#### [SET PROBLEM 1]
In the age discrimination text, how many workers must an employer have for the ADEA to apply?
#### [SET PROBLEM 2]
Summarize the age discrimination text in two sentences.
#### [SET PROBLEM 3]
Write the next part of the age discrimination text, picking up after its final sentence.
>> Begin TEXT BLOCK
Age discrimination occurs when someone mistreats another because of their age. An employer may face age discrimination claims by failing to promote workers over age 40 in favor of younger workers with identical qualifications.

Federal laws also prohibit age discrimination in education and federally funded health care programs. The Age Discrimination in Employment Act (ADEA) applies only to those age 40 and older. But other federal laws protect people of all ages.

Federal law recognizes the significance of combating discrimination. Title VII of the Civil Rights Act of 1964 prohibits discrimination in housing, employment, and more. The Act protects you based on traits, such as race and national origin, and sex, including sexual orientation. However, age is not a protected class under Title VII.

Age Discrimination in Employment

Employers must not discriminate against employees and job applicants on the basis of age. The federal Age Discrimination in Employment Act of 1967 (ADEA) covers those 40 and older. The ADEA applies to employers with at least 20 workers. It includes employment agencies that place applicants on job assignments.

In addition, the federal Older Workers' Benefit Protection Act prohibits age discrimination when determining benefits and retirement. Older people can also turn to state law for relief. States have separate age discrimination laws where plaintiffs can recover damages.

Direct vs. Indirect Age Discrimination

There are different forms of age discrimination. Someone at work may harass you because of your age. Or your employer may retaliate against you after you make a discrimination complaint. These actions are examples of more obvious and direct forms.
>> End TEXT BLOCK
>> Begin SOURCE MATERIAL
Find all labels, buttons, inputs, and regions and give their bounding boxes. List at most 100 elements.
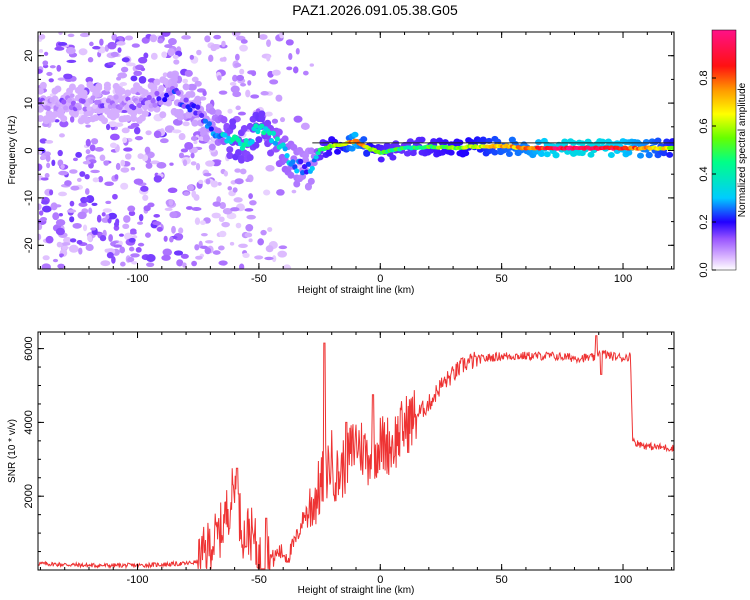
>> End SOURCE MATERIAL
#### [EXPECTED OUTPUT 1]
At least 20 workers.

#### [EXPECTED OUTPUT 2]
Age discrimination means mistreating someone because of their age. Federal law bars it in employment, education and federally funded health care programs, with the ADEA protecting people 40 and older at employers with at least 20 workers; the Older Workers' Benefit Protection Act and state laws add further protection, and direct forms include harassment and retaliation after a complaint.

#### [EXPECTED OUTPUT 3]
Sometimes, age discrimination is hard to recognize. It is not always an obvious violation. However, it helps to break down age discrimination into direct and indirect examples.

  • Direct Age Discrimination: Your employer treats you differently than another based on your age. The law may permit this type of discrimination if the employer can rationalize it. The employer can discriminate if they can "objectively justify" it by showing a valid reason for discriminating based on age. For instance, a construction company does not hire minors to work at their sites to protect minors from injury.
  • Indirect Age Discrimination: The company has a neutral practice or policy that hinders you because of your age. For example, the company policy requires that the upper managers have graduate degrees, but you are 22 and only have an undergrad degree. Being in this age group makes it less likely that you would have a graduate degree.

Violations Under the ADEA

If an employer makes employment decisions based on someone's age, it is not necessarily a violation under the ADEA. Remember to look for certain conduct to see if it violates the ADEA.

Recruiters often use terms such as "recent graduates encouraged to apply" to attract younger workers. Using specific age limitations in job advertisements or the hiring process violates the ADEA.

Every case is unique, but some violations continuously pop up in the workplace. Here are common examples of employer's discriminatory behavior:

  • Termination and layoffs after employees reach a specific age (mandatory retirement)
  • Making ageist comments
  • Refusing to train older employees
  • Refusing promotions or advancements for older employees due to their age
  • Harassment that creates a hostile work environment

Filing Complaints

You may file a charge with the U.S. Equal Employment Opportunity Commission (EEOC) if you meet the following requirements:

  • Your employer qualifies under the law
  • You are at least 40 years of age
  • You file within 180 days of the alleged violation

The EEOC will notify your employer within 10 days of the charge and then investigate the allegation to determine whether there is cause. If the EEOC finds cause for your charge, it will begin the "conciliation" process. And if that process fails, they will issue a "right to sue" letter.

Age Discrimination in Education

The Age Discrimination Act of 1975 prohibits age discrimination in all activities and programs receiving federal financial assistance. The Office for Civil Rights within the U.S. Department of Education enforces this act.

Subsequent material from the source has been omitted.